#### WHAT IS ASKED
Write the material out again in full, word for word. Do not include the pictures.

#### RECORDS FOR THIS EXERCISE
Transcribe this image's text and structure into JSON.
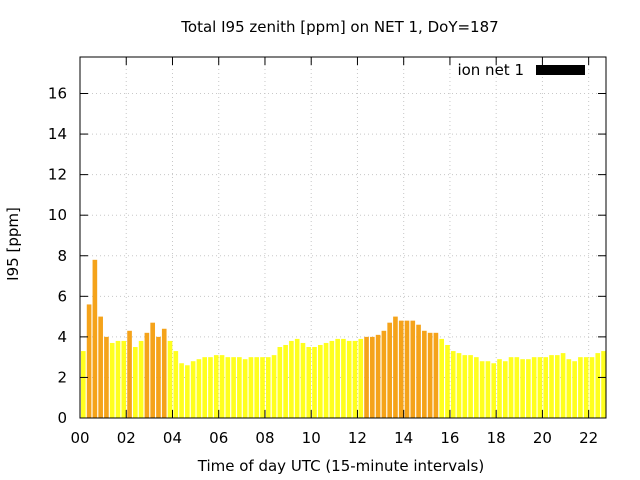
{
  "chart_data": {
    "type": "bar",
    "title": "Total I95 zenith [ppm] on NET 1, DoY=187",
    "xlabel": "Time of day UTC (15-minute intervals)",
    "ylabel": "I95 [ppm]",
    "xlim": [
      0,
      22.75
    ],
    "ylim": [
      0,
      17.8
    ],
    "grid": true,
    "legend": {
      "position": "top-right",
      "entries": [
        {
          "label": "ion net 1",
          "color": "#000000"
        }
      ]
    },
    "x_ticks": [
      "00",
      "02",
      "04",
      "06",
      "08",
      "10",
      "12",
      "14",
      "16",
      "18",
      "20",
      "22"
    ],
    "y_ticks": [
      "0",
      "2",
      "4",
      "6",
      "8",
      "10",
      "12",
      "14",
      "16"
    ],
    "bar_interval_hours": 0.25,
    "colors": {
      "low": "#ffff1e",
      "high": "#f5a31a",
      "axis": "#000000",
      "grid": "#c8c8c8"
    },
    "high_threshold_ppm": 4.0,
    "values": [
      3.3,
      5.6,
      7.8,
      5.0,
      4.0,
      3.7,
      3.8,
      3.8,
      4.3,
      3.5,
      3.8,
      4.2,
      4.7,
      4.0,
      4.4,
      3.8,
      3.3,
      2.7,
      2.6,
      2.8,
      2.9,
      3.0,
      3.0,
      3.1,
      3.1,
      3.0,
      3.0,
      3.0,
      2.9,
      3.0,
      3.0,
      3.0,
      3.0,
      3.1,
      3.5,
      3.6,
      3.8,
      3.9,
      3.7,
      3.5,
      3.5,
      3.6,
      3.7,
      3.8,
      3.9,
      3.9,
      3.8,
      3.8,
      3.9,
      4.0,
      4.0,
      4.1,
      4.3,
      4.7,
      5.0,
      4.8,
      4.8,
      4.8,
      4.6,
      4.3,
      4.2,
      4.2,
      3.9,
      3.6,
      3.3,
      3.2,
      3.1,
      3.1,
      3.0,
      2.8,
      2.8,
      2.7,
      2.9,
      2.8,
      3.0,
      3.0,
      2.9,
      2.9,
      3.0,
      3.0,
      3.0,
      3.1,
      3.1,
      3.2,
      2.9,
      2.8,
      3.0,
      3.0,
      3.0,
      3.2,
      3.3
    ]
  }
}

#### EXPECTED ANSWER
Transcribe this image's text and structure into JSON.
{
  "chart_data": {
    "type": "bar",
    "title": "Total I95 zenith [ppm] on NET 1, DoY=187",
    "xlabel": "Time of day UTC (15-minute intervals)",
    "ylabel": "I95 [ppm]",
    "xlim": [
      0,
      22.75
    ],
    "ylim": [
      0,
      17.8
    ],
    "grid": true,
    "legend": {
      "position": "top-right",
      "entries": [
        {
          "label": "ion net 1",
          "color": "#000000"
        }
      ]
    },
    "x_ticks": [
      "00",
      "02",
      "04",
      "06",
      "08",
      "10",
      "12",
      "14",
      "16",
      "18",
      "20",
      "22"
    ],
    "y_ticks": [
      "0",
      "2",
      "4",
      "6",
      "8",
      "10",
      "12",
      "14",
      "16"
    ],
    "bar_interval_hours": 0.25,
    "colors": {
      "low": "#ffff1e",
      "high": "#f5a31a",
      "axis": "#000000",
      "grid": "#c8c8c8"
    },
    "high_threshold_ppm": 4.0,
    "values": [
      3.3,
      5.6,
      7.8,
      5.0,
      4.0,
      3.7,
      3.8,
      3.8,
      4.3,
      3.5,
      3.8,
      4.2,
      4.7,
      4.0,
      4.4,
      3.8,
      3.3,
      2.7,
      2.6,
      2.8,
      2.9,
      3.0,
      3.0,
      3.1,
      3.1,
      3.0,
      3.0,
      3.0,
      2.9,
      3.0,
      3.0,
      3.0,
      3.0,
      3.1,
      3.5,
      3.6,
      3.8,
      3.9,
      3.7,
      3.5,
      3.5,
      3.6,
      3.7,
      3.8,
      3.9,
      3.9,
      3.8,
      3.8,
      3.9,
      4.0,
      4.0,
      4.1,
      4.3,
      4.7,
      5.0,
      4.8,
      4.8,
      4.8,
      4.6,
      4.3,
      4.2,
      4.2,
      3.9,
      3.6,
      3.3,
      3.2,
      3.1,
      3.1,
      3.0,
      2.8,
      2.8,
      2.7,
      2.9,
      2.8,
      3.0,
      3.0,
      2.9,
      2.9,
      3.0,
      3.0,
      3.0,
      3.1,
      3.1,
      3.2,
      2.9,
      2.8,
      3.0,
      3.0,
      3.0,
      3.2,
      3.3
    ]
  }
}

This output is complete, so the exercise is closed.